Aim of the exercise: Take the records underneath and set them down exactly.

Task inputs:
*****
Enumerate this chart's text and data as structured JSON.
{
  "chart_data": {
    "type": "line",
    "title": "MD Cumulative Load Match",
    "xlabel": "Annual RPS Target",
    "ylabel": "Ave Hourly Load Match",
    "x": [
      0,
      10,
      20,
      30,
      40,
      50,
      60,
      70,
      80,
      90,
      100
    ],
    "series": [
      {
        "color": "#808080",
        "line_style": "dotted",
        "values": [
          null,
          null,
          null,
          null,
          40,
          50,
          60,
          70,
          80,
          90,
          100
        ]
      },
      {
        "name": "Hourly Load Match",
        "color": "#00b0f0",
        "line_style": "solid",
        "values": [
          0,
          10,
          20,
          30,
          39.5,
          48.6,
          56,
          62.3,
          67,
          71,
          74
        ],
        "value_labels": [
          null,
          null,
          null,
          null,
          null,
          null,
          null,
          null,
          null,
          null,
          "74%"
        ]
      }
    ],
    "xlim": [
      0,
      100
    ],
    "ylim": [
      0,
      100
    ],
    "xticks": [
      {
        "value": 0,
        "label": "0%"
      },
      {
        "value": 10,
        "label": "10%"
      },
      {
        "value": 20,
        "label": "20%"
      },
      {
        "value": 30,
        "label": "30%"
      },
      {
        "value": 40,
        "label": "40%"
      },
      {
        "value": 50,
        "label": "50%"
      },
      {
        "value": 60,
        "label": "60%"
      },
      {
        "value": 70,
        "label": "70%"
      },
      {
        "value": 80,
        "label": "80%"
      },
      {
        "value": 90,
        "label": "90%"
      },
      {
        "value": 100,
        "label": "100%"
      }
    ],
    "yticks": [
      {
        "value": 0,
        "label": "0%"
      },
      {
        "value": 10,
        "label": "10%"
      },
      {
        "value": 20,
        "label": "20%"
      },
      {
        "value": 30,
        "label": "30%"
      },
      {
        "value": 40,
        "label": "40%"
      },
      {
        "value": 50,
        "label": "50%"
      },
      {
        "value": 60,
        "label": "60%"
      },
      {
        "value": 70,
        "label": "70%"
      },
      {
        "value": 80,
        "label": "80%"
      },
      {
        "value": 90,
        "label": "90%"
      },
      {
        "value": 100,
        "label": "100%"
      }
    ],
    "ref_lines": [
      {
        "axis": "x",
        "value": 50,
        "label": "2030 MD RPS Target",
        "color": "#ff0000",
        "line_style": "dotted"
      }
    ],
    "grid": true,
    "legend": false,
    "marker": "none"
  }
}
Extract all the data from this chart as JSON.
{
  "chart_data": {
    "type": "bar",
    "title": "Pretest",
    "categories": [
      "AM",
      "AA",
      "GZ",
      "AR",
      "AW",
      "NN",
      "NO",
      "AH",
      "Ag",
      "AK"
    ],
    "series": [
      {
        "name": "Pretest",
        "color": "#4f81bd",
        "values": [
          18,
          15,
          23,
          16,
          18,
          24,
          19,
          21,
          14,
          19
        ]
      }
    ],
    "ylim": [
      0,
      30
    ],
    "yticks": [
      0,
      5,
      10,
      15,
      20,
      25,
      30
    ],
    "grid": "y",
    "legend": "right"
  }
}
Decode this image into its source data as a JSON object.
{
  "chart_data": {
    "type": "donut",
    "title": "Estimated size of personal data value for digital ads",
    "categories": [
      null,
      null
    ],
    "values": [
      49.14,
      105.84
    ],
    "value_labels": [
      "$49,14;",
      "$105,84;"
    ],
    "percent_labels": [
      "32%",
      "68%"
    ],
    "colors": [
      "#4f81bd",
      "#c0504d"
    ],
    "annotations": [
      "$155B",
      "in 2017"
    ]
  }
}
*****
Solution for this problem:
Enumerate this chart's text and data as structured JSON.
{
  "chart_data": {
    "type": "line",
    "title": "MD Cumulative Load Match",
    "xlabel": "Annual RPS Target",
    "ylabel": "Ave Hourly Load Match",
    "x": [
      0,
      10,
      20,
      30,
      40,
      50,
      60,
      70,
      80,
      90,
      100
    ],
    "series": [
      {
        "color": "#808080",
        "line_style": "dotted",
        "values": [
          null,
          null,
          null,
          null,
          40,
          50,
          60,
          70,
          80,
          90,
          100
        ]
      },
      {
        "name": "Hourly Load Match",
        "color": "#00b0f0",
        "line_style": "solid",
        "values": [
          0,
          10,
          20,
          30,
          39.5,
          48.6,
          56,
          62.3,
          67,
          71,
          74
        ],
        "value_labels": [
          null,
          null,
          null,
          null,
          null,
          null,
          null,
          null,
          null,
          null,
          "74%"
        ]
      }
    ],
    "xlim": [
      0,
      100
    ],
    "ylim": [
      0,
      100
    ],
    "xticks": [
      {
        "value": 0,
        "label": "0%"
      },
      {
        "value": 10,
        "label": "10%"
      },
      {
        "value": 20,
        "label": "20%"
      },
      {
        "value": 30,
        "label": "30%"
      },
      {
        "value": 40,
        "label": "40%"
      },
      {
        "value": 50,
        "label": "50%"
      },
      {
        "value": 60,
        "label": "60%"
      },
      {
        "value": 70,
        "label": "70%"
      },
      {
        "value": 80,
        "label": "80%"
      },
      {
        "value": 90,
        "label": "90%"
      },
      {
        "value": 100,
        "label": "100%"
      }
    ],
    "yticks": [
      {
        "value": 0,
        "label": "0%"
      },
      {
        "value": 10,
        "label": "10%"
      },
      {
        "value": 20,
        "label": "20%"
      },
      {
        "value": 30,
        "label": "30%"
      },
      {
        "value": 40,
        "label": "40%"
      },
      {
        "value": 50,
        "label": "50%"
      },
      {
        "value": 60,
        "label": "60%"
      },
      {
        "value": 70,
        "label": "70%"
      },
      {
        "value": 80,
        "label": "80%"
      },
      {
        "value": 90,
        "label": "90%"
      },
      {
        "value": 100,
        "label": "100%"
      }
    ],
    "ref_lines": [
      {
        "axis": "x",
        "value": 50,
        "label": "2030 MD RPS Target",
        "color": "#ff0000",
        "line_style": "dotted"
      }
    ],
    "grid": true,
    "legend": false,
    "marker": "none"
  }
}
Extract all the data from this chart as JSON.
{
  "chart_data": {
    "type": "bar",
    "title": "Pretest",
    "categories": [
      "AM",
      "AA",
      "GZ",
      "AR",
      "AW",
      "NN",
      "NO",
      "AH",
      "Ag",
      "AK"
    ],
    "series": [
      {
        "name": "Pretest",
        "color": "#4f81bd",
        "values": [
          18,
          15,
          23,
          16,
          18,
          24,
          19,
          21,
          14,
          19
        ]
      }
    ],
    "ylim": [
      0,
      30
    ],
    "yticks": [
      0,
      5,
      10,
      15,
      20,
      25,
      30
    ],
    "grid": "y",
    "legend": "right"
  }
}
Decode this image into its source data as a JSON object.
{
  "chart_data": {
    "type": "donut",
    "title": "Estimated size of personal data value for digital ads",
    "categories": [
      null,
      null
    ],
    "values": [
      49.14,
      105.84
    ],
    "value_labels": [
      "$49,14;",
      "$105,84;"
    ],
    "percent_labels": [
      "32%",
      "68%"
    ],
    "colors": [
      "#4f81bd",
      "#c0504d"
    ],
    "annotations": [
      "$155B",
      "in 2017"
    ]
  }
}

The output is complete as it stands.